▶ The problem
Copy each line in the data that includes the word "крыла".

▶ Records for the exercise
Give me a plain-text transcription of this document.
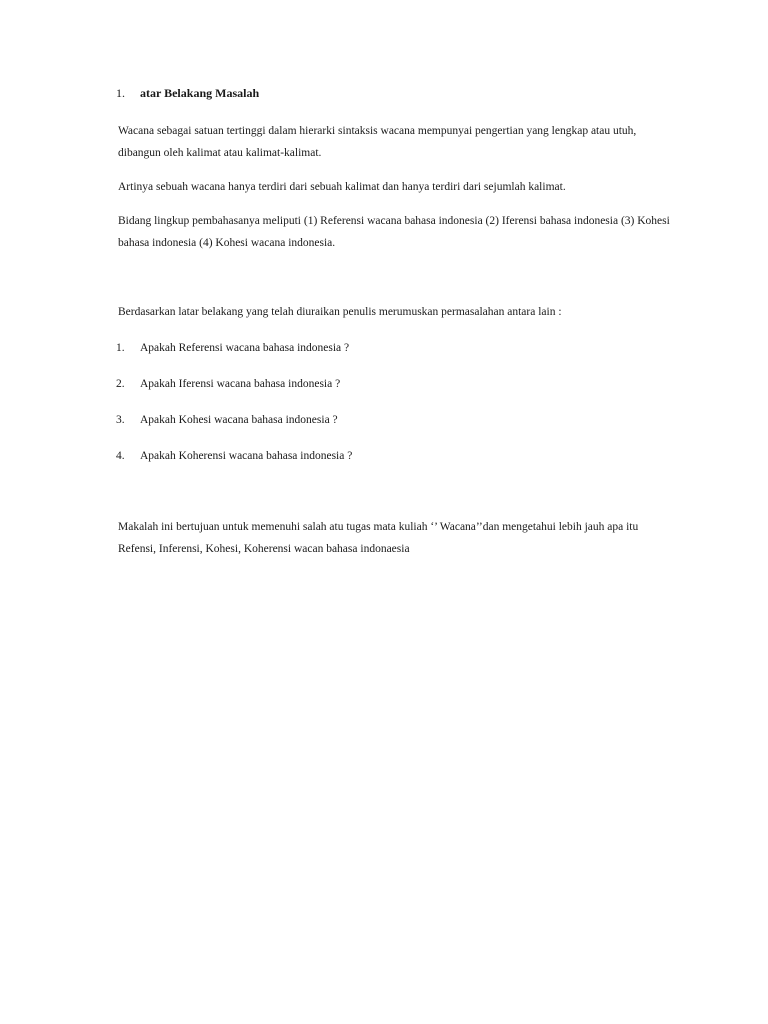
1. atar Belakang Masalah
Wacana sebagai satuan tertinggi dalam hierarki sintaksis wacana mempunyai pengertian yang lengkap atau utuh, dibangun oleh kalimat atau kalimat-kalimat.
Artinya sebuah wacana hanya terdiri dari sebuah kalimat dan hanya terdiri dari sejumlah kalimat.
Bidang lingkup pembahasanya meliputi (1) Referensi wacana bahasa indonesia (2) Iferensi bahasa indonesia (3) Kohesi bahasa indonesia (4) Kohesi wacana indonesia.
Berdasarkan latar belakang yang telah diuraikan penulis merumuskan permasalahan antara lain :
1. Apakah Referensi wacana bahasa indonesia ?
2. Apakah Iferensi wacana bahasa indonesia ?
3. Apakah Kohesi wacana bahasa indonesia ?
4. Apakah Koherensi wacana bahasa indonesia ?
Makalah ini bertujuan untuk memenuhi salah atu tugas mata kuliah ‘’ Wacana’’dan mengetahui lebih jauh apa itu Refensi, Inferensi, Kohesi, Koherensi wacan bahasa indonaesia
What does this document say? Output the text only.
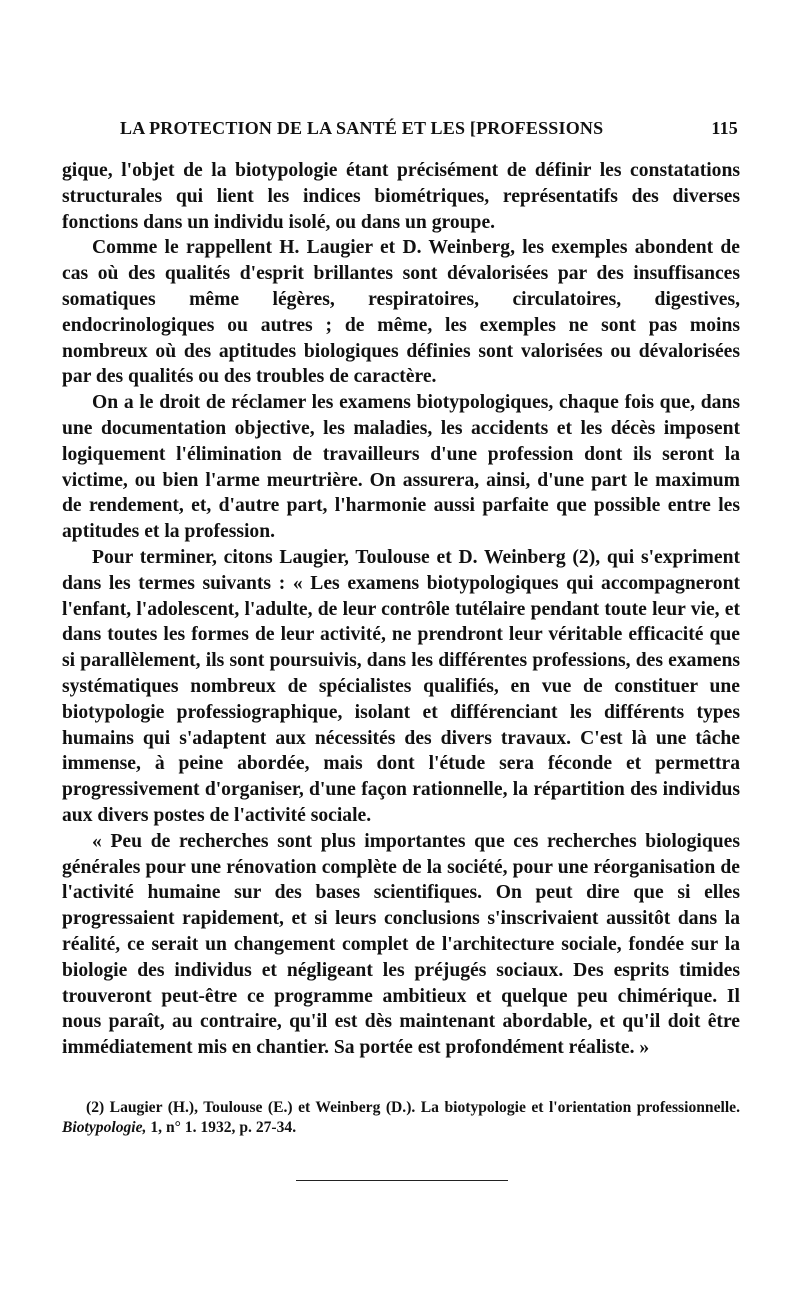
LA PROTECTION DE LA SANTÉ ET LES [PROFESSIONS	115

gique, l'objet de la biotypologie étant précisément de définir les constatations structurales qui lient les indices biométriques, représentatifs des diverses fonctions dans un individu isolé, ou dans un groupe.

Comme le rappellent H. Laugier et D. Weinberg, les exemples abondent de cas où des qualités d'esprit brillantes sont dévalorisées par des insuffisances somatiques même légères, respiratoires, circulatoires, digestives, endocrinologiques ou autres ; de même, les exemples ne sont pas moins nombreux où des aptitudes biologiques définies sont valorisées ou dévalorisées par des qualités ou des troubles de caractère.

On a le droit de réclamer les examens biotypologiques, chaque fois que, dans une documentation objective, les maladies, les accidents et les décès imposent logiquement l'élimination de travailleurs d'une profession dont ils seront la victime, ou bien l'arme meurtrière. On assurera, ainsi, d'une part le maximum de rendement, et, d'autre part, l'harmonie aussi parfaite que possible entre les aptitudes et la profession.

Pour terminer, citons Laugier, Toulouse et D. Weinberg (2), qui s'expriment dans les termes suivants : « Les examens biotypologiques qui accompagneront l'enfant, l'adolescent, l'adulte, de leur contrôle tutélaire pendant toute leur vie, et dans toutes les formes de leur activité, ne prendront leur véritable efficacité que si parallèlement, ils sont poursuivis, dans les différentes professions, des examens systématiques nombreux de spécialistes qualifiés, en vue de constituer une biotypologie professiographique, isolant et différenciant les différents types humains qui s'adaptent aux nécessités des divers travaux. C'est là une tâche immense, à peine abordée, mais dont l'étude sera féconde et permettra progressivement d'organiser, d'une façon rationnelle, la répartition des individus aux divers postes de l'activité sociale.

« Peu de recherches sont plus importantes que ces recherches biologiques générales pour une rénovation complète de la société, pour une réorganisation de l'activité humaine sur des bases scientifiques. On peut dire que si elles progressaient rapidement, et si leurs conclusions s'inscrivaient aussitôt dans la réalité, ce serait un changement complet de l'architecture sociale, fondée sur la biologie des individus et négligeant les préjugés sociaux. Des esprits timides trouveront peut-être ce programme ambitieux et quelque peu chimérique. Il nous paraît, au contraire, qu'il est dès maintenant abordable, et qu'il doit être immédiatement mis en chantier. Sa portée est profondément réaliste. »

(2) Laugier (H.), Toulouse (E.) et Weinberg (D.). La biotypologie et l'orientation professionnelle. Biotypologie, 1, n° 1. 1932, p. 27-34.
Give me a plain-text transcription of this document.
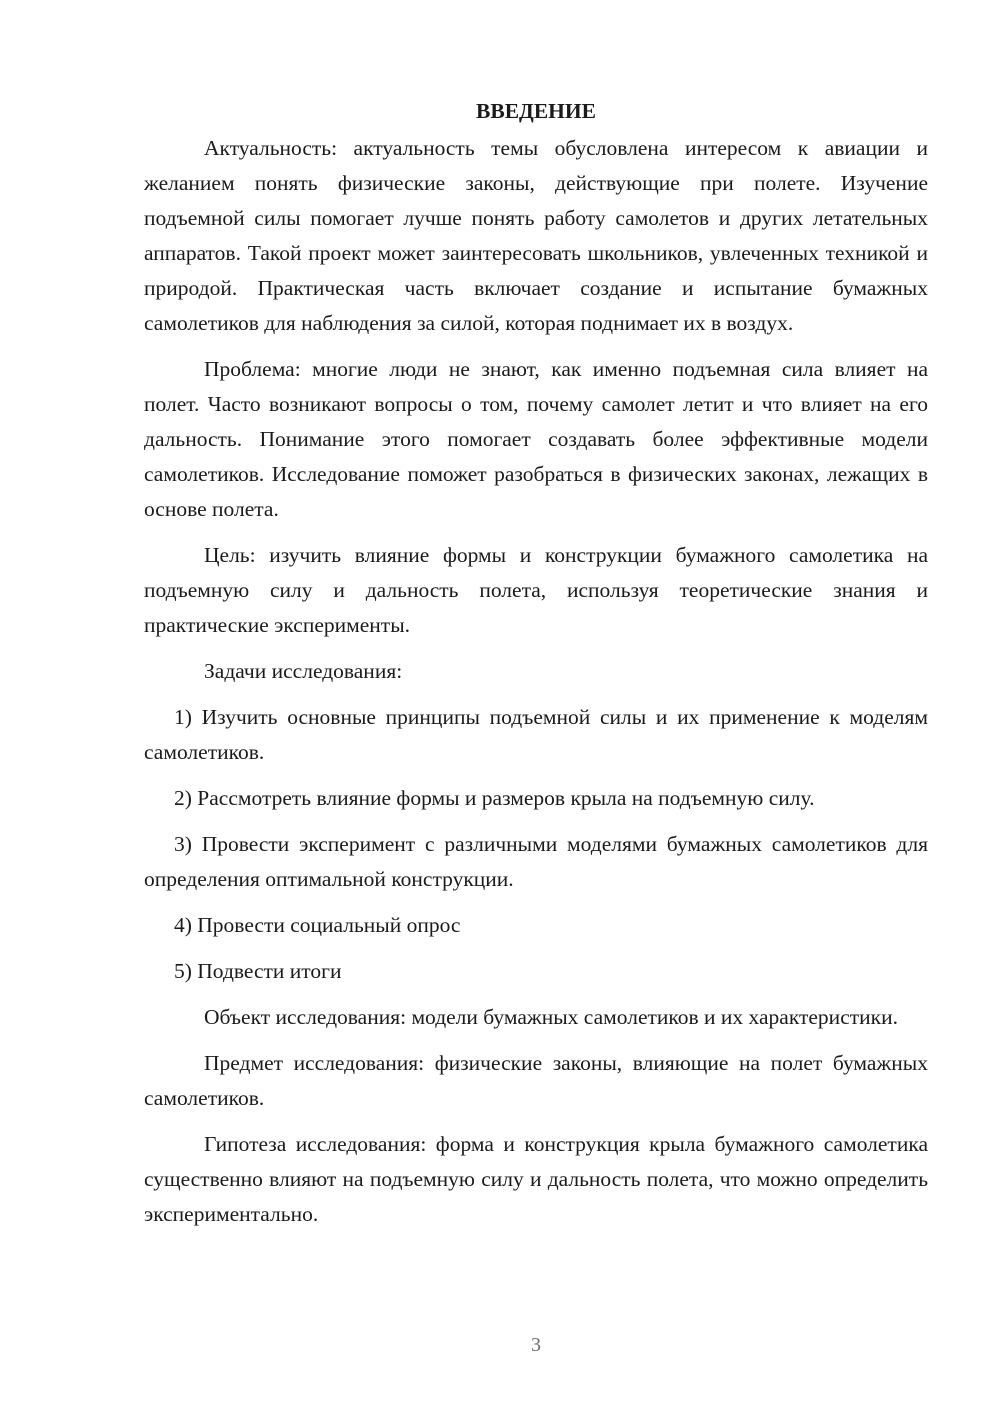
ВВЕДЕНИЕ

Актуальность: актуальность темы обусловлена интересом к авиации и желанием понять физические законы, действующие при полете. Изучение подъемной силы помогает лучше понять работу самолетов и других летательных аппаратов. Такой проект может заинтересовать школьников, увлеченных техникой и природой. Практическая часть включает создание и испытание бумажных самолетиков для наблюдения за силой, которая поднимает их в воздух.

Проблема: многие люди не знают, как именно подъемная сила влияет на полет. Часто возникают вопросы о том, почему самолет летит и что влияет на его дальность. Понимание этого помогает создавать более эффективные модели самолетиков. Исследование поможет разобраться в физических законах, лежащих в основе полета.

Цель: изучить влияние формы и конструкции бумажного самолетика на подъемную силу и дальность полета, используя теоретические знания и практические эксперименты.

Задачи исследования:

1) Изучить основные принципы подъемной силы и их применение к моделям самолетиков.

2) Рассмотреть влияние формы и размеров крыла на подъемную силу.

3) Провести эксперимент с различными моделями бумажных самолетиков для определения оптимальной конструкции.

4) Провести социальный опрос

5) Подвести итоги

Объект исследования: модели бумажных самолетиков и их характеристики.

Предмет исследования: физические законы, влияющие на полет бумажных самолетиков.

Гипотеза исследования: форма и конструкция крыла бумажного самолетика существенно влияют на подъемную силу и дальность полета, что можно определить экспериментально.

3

* * *

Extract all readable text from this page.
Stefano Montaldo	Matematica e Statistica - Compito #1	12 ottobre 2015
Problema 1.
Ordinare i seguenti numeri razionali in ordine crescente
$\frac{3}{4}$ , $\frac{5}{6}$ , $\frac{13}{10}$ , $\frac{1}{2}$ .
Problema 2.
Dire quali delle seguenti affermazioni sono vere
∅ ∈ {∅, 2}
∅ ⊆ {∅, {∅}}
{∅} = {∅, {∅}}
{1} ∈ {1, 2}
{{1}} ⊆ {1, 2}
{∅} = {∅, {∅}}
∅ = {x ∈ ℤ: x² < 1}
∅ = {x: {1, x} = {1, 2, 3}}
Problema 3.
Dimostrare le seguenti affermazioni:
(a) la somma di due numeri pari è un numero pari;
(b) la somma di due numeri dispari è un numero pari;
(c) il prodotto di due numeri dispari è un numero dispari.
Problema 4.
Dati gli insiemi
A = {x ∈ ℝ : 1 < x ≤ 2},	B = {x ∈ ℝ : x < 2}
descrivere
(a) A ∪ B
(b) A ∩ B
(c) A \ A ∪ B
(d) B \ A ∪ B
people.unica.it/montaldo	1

▶ Response
2) Рассмотреть влияние формы и размеров крыла на подъемную силу.
Гипотеза исследования: форма и конструкция крыла бумажного самолетика существенно влияют на подъемную силу и дальность полета, что можно определить экспериментально.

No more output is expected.